◆ **EXERCISE DIRECTIONS**
Take the line that has "Read all visible" in it and every line after it to the end of the entries, and reproduce them exactly.

◆ **RAW RECORDS**
## Begin

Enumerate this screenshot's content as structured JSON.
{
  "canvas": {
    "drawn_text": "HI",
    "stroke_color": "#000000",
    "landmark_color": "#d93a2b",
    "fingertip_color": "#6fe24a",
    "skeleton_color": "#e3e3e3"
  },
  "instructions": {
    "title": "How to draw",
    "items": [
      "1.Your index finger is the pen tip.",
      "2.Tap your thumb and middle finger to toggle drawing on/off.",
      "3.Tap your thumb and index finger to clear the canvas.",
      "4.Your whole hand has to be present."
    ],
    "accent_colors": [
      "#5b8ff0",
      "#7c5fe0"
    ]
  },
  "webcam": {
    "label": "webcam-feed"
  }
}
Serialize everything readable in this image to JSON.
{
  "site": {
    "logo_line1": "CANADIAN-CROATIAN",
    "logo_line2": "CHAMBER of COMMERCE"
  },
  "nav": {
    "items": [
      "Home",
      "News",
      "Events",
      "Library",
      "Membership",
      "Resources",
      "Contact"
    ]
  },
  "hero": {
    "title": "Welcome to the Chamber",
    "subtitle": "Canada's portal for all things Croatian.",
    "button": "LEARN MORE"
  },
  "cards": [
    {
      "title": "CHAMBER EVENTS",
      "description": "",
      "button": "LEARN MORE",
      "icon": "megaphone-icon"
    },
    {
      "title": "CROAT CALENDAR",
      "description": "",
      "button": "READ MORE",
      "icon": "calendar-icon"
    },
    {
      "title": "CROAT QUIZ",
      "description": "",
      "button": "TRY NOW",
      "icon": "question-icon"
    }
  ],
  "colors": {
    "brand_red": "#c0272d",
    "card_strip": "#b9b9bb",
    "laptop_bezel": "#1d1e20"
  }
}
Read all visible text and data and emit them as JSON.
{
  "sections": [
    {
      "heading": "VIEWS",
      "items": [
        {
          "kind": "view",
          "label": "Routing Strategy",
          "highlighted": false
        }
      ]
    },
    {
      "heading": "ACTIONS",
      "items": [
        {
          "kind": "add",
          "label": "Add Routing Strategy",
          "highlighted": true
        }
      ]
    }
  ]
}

## End

◆ **COMPLETE RESPONSE**
Read all visible text and data and emit them as JSON.
{
  "sections": [
    {
      "heading": "VIEWS",
      "items": [
        {
          "kind": "view",
          "label": "Routing Strategy",
          "highlighted": false
        }
      ]
    },
    {
      "heading": "ACTIONS",
      "items": [
        {
          "kind": "add",
          "label": "Add Routing Strategy",
          "highlighted": true
        }
      ]
    }
  ]
}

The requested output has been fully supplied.